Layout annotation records
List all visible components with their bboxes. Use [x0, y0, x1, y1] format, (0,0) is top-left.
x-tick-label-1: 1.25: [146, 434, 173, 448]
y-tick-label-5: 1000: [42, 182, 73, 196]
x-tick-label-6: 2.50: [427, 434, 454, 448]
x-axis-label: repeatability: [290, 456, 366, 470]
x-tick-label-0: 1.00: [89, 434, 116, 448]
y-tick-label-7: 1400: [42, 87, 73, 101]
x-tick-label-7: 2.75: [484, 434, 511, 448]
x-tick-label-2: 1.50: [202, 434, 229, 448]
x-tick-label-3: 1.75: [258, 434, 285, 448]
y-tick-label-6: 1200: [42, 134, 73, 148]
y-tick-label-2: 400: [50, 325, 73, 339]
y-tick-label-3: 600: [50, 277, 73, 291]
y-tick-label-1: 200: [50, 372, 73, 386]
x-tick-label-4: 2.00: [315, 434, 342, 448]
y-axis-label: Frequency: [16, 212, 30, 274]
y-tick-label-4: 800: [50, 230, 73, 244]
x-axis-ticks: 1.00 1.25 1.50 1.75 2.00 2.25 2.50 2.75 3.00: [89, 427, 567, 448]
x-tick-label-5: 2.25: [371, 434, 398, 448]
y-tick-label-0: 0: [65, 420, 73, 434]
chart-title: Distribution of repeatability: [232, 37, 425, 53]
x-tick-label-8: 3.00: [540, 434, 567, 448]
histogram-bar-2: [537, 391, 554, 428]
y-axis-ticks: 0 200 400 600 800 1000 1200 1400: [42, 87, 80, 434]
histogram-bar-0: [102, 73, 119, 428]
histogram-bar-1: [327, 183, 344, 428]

### What to do
Reproduce the lines of the listing above exactly as they appear.

### The output
List all visible components with their bboxes. Use [x0, y0, x1, y1] format, (0,0) is top-left.
x-tick-label-1: 1.25: [146, 434, 173, 448]
y-tick-label-5: 1000: [42, 182, 73, 196]
x-tick-label-6: 2.50: [427, 434, 454, 448]
x-axis-label: repeatability: [290, 456, 366, 470]
x-tick-label-0: 1.00: [89, 434, 116, 448]
y-tick-label-7: 1400: [42, 87, 73, 101]
x-tick-label-7: 2.75: [484, 434, 511, 448]
x-tick-label-2: 1.50: [202, 434, 229, 448]
x-tick-label-3: 1.75: [258, 434, 285, 448]
y-tick-label-6: 1200: [42, 134, 73, 148]
y-tick-label-2: 400: [50, 325, 73, 339]
y-tick-label-3: 600: [50, 277, 73, 291]
y-tick-label-1: 200: [50, 372, 73, 386]
x-tick-label-4: 2.00: [315, 434, 342, 448]
y-axis-label: Frequency: [16, 212, 30, 274]
y-tick-label-4: 800: [50, 230, 73, 244]
x-axis-ticks: 1.00 1.25 1.50 1.75 2.00 2.25 2.50 2.75 3.00: [89, 427, 567, 448]
x-tick-label-5: 2.25: [371, 434, 398, 448]
y-tick-label-0: 0: [65, 420, 73, 434]
chart-title: Distribution of repeatability: [232, 37, 425, 53]
x-tick-label-8: 3.00: [540, 434, 567, 448]
histogram-bar-2: [537, 391, 554, 428]
y-axis-ticks: 0 200 400 600 800 1000 1200 1400: [42, 87, 80, 434]
histogram-bar-0: [102, 73, 119, 428]
histogram-bar-1: [327, 183, 344, 428]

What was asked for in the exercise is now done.